TASK TO COMPLETE ▸
Show every line that has the string "with" in it.

DATASET RECORDS ▸
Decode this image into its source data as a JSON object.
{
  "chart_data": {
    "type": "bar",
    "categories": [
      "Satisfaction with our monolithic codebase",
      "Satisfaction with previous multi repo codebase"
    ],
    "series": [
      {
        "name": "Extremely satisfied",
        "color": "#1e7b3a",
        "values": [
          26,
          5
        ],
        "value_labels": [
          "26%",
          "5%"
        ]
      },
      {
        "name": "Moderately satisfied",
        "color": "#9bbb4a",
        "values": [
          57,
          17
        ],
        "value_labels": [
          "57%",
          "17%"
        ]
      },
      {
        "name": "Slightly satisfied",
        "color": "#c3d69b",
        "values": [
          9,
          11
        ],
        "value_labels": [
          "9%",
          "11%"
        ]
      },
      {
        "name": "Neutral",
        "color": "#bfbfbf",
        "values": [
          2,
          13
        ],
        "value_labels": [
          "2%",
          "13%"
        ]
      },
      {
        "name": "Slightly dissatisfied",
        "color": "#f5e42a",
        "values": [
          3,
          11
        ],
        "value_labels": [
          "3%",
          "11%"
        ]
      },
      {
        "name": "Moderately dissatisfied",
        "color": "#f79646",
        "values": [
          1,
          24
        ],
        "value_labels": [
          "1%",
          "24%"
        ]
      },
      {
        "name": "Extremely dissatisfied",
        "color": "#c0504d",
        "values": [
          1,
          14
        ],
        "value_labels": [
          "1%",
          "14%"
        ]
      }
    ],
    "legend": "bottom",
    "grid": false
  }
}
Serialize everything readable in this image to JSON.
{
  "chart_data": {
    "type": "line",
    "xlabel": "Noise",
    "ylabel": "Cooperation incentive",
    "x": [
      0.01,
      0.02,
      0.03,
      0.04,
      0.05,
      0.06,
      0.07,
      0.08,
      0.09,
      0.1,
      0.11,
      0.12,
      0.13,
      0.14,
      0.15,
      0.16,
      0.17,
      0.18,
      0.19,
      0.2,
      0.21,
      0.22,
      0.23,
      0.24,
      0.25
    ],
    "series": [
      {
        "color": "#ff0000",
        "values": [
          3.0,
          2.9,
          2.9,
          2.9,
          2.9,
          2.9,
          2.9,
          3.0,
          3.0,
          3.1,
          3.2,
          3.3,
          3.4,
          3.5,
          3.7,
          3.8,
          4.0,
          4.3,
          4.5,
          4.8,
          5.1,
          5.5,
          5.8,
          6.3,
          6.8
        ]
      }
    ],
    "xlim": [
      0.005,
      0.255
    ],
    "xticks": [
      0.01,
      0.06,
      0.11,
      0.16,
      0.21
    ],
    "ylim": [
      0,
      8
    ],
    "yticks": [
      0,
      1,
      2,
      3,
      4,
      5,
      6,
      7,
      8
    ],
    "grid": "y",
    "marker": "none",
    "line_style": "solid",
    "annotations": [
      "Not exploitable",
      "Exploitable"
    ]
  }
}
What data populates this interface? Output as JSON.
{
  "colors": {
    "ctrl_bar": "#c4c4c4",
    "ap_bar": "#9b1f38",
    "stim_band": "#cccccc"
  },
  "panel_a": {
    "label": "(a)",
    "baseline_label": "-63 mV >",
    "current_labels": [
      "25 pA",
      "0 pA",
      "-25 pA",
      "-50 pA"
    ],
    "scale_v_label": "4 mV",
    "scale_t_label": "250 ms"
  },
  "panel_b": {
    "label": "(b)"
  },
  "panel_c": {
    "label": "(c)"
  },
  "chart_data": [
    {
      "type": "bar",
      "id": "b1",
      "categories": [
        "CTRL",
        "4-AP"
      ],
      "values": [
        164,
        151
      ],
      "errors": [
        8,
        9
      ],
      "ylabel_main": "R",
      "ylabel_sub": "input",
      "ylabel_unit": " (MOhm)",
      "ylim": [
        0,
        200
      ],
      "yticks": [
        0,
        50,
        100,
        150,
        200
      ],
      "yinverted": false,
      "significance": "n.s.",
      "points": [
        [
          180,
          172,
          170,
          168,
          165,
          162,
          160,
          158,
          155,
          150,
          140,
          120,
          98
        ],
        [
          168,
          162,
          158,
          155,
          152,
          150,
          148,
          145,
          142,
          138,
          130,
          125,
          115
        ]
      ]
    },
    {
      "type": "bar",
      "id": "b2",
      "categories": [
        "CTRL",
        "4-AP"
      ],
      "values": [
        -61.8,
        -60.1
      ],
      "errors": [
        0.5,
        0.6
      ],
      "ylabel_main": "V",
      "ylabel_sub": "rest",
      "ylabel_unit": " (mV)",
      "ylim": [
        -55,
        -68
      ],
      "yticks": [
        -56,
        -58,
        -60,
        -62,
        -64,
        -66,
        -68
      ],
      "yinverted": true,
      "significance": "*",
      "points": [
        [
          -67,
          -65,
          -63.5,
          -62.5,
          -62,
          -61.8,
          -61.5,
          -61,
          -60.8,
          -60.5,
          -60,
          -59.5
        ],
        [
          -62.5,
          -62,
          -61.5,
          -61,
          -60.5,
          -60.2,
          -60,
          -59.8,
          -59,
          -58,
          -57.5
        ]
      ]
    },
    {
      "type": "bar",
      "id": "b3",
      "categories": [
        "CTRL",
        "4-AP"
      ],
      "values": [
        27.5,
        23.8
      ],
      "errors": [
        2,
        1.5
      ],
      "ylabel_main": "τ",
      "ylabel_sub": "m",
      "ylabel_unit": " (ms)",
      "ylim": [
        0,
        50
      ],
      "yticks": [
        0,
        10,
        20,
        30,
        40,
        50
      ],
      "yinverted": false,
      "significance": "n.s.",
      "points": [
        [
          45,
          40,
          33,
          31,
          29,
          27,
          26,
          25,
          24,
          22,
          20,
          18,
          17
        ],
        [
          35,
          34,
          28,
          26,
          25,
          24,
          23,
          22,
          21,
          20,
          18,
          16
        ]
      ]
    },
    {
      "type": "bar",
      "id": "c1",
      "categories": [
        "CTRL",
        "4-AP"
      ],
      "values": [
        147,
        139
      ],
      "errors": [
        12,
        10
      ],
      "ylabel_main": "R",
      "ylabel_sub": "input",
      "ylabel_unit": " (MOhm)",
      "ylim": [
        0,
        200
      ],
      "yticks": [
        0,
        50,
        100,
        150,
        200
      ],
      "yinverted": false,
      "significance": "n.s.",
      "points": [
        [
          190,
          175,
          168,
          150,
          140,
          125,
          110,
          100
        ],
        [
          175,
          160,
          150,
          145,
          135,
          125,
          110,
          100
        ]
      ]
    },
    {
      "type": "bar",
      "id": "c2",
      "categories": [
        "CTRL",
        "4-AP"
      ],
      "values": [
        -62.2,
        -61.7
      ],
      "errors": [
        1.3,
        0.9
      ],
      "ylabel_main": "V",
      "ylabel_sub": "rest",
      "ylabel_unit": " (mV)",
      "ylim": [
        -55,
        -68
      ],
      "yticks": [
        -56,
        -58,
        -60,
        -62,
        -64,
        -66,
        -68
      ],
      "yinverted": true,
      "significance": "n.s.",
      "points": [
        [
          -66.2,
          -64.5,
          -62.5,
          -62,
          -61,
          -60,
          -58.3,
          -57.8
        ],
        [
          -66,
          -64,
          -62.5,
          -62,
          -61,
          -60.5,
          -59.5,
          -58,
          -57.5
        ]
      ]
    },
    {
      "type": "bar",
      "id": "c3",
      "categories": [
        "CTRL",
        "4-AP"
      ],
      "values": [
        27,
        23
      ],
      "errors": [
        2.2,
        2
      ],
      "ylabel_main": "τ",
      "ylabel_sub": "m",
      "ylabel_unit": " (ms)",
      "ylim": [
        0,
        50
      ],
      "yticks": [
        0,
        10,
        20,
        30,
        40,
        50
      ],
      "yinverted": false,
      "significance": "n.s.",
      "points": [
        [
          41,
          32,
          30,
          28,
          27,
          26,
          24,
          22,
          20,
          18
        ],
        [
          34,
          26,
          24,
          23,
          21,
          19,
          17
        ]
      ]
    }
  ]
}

COMPLETE RESPONSE ▸
      "Satisfaction with our monolithic codebase",
      "Satisfaction with previous multi repo codebase"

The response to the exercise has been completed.